▸ Work to do
Identify the lines that contain the word "grid" and copy each one.

▸ Figure contents as structured data
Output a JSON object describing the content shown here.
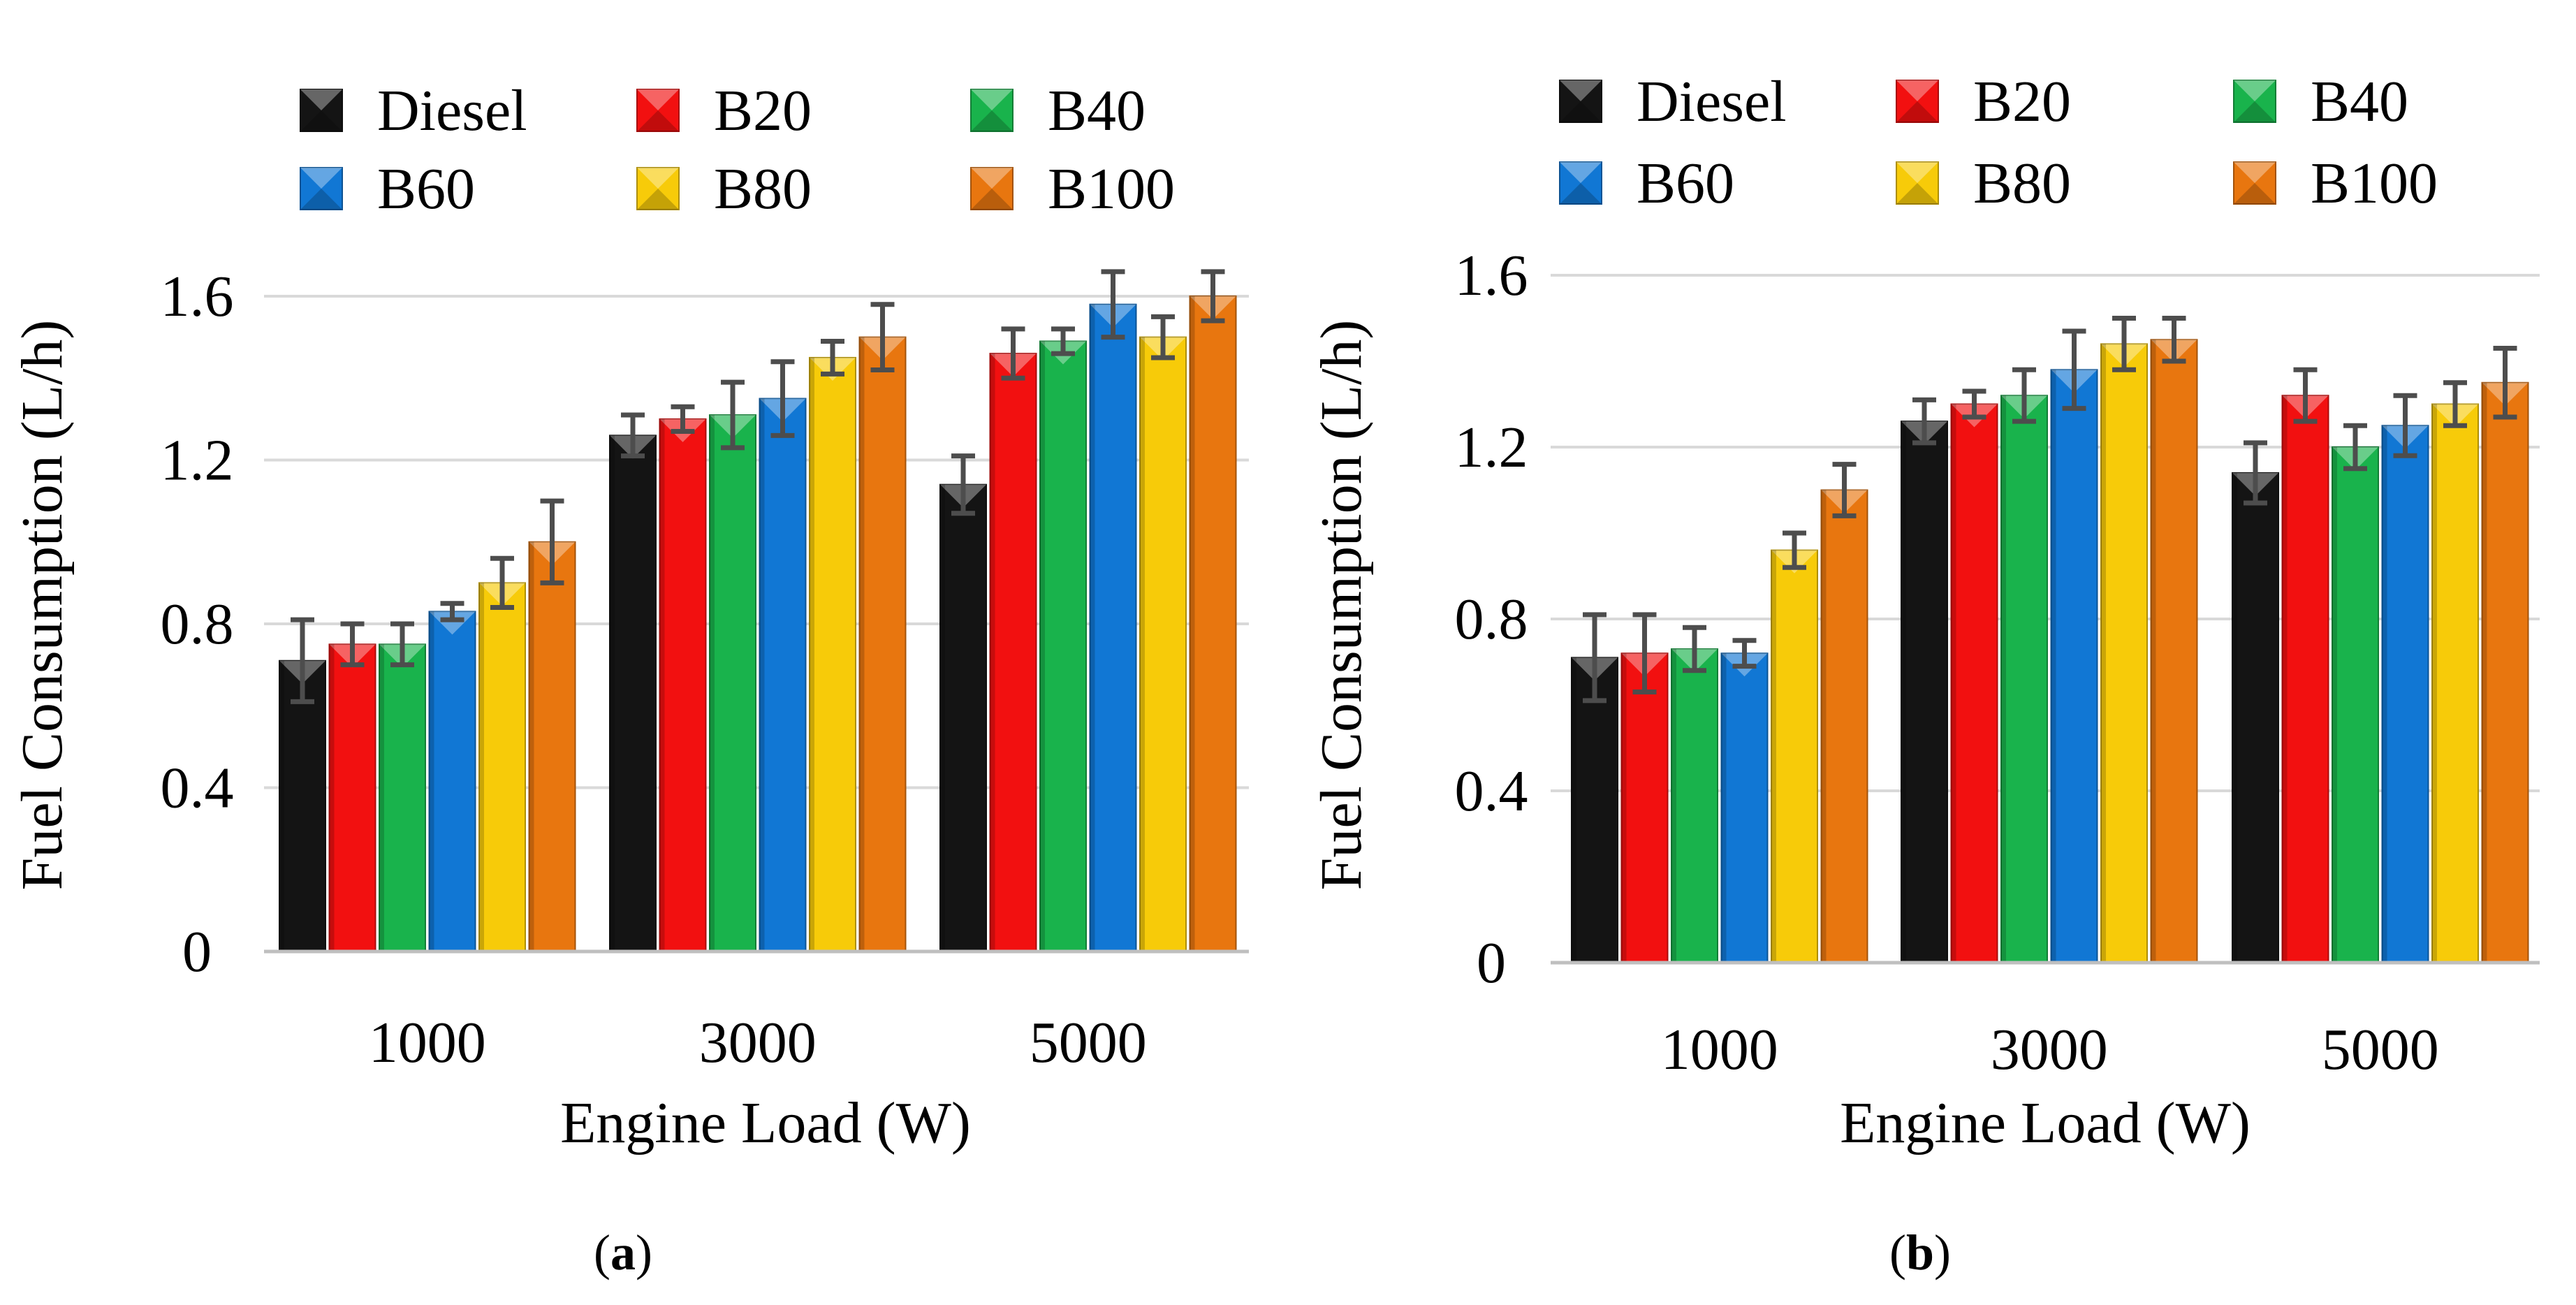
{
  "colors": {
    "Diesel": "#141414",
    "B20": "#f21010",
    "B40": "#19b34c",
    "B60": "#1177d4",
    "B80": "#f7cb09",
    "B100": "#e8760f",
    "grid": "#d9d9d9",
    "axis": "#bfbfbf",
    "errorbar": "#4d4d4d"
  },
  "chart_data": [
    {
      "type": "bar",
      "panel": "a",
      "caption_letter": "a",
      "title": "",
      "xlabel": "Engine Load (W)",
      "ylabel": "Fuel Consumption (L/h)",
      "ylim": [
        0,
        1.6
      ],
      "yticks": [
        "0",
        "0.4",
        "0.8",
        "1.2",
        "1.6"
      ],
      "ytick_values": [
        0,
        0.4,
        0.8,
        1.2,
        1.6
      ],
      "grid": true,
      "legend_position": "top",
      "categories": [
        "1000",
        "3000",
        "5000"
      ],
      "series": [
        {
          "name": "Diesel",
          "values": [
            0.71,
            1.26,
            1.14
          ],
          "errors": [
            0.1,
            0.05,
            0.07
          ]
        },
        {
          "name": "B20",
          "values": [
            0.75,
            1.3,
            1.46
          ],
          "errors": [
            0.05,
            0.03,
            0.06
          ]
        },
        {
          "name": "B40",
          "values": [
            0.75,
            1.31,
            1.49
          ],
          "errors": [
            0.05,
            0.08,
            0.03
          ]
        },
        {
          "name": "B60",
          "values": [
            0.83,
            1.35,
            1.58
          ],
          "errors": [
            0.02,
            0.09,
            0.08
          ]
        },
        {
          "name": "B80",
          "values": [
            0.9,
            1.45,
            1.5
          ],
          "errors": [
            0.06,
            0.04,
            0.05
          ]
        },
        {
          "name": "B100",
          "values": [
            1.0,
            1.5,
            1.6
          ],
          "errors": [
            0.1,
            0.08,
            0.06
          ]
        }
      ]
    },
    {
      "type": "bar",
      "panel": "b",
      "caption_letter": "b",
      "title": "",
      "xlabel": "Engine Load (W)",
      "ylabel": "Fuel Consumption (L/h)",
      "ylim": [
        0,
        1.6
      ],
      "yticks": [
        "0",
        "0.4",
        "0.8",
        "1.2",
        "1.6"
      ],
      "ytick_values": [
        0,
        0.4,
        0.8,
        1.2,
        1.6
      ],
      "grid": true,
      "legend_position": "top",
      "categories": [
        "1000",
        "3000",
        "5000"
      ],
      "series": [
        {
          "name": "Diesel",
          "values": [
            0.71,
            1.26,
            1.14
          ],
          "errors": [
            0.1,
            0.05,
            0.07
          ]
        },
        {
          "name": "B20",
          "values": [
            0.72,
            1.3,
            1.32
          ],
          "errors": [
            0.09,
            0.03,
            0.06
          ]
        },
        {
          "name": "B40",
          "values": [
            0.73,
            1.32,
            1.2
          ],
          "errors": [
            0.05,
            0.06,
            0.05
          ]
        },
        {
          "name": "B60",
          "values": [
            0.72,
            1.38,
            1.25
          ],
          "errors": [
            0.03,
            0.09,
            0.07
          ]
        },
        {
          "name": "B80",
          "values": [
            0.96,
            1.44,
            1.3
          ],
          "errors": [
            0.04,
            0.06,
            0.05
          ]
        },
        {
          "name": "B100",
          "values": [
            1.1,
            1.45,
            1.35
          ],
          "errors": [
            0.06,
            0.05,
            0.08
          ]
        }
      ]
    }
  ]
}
==
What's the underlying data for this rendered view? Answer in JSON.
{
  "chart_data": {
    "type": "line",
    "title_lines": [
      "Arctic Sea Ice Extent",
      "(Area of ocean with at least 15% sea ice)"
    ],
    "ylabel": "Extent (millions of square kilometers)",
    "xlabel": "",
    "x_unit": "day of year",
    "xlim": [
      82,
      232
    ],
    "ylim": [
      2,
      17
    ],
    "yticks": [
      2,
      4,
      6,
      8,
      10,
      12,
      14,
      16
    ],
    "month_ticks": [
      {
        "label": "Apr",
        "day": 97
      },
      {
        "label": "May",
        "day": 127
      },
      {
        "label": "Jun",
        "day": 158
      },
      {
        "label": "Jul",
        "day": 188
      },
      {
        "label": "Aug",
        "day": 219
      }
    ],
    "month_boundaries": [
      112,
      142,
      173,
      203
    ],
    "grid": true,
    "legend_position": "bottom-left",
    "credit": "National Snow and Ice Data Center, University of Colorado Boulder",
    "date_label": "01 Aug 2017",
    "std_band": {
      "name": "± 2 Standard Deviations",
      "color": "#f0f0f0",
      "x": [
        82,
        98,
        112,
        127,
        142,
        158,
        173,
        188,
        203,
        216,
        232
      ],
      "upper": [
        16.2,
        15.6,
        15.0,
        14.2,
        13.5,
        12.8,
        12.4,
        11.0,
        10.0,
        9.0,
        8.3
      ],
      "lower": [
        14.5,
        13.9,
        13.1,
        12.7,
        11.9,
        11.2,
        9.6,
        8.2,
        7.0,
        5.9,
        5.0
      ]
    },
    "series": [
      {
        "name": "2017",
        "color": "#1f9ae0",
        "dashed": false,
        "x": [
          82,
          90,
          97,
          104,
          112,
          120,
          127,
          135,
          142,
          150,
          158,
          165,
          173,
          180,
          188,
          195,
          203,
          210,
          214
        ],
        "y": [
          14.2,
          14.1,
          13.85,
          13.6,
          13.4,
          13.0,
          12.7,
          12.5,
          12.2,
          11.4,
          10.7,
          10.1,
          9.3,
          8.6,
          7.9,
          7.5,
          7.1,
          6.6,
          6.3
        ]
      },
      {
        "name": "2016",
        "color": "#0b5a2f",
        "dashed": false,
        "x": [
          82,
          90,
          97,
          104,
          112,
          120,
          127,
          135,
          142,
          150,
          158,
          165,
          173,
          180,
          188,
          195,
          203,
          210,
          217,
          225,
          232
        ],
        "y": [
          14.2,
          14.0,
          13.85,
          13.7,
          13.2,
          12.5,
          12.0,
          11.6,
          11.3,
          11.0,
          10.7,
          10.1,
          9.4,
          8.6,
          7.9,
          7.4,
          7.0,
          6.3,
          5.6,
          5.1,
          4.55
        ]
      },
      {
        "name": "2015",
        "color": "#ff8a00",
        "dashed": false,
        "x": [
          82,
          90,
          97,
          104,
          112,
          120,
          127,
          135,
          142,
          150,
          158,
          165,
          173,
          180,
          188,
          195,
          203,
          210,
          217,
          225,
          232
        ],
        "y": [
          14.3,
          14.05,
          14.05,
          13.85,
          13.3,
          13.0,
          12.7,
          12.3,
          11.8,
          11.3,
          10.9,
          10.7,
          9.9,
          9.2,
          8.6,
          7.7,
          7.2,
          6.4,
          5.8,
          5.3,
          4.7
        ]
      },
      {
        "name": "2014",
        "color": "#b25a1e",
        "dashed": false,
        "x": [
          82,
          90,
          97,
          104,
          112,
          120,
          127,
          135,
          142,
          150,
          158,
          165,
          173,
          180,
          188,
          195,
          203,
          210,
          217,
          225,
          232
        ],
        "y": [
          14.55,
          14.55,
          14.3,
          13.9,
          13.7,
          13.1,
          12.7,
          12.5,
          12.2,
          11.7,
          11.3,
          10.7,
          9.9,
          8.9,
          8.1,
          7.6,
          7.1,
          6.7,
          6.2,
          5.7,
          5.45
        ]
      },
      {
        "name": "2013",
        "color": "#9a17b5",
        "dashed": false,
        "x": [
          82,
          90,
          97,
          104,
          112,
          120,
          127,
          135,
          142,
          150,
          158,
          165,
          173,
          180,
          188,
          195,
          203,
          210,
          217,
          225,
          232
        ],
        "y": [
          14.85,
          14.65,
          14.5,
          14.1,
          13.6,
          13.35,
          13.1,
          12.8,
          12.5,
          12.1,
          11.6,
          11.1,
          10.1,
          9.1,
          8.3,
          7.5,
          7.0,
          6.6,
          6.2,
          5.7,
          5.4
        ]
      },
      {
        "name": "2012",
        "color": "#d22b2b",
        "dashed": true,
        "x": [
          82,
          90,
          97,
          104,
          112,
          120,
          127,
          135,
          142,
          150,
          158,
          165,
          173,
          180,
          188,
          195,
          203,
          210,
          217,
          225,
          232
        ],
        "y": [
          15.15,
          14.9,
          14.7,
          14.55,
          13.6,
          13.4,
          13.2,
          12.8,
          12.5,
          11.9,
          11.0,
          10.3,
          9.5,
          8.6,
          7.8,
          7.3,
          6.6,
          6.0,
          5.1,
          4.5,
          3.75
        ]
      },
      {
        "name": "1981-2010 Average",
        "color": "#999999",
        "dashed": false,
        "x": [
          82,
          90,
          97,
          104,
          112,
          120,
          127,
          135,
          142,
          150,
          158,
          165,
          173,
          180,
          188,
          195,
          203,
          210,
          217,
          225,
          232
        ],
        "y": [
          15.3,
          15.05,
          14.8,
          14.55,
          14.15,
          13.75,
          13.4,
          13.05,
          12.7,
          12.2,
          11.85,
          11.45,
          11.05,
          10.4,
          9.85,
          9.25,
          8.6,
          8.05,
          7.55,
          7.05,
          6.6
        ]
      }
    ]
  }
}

▸ Written response
    "grid": "#d9d9d9",
      "grid": true,
      "grid": true,
    "grid": true,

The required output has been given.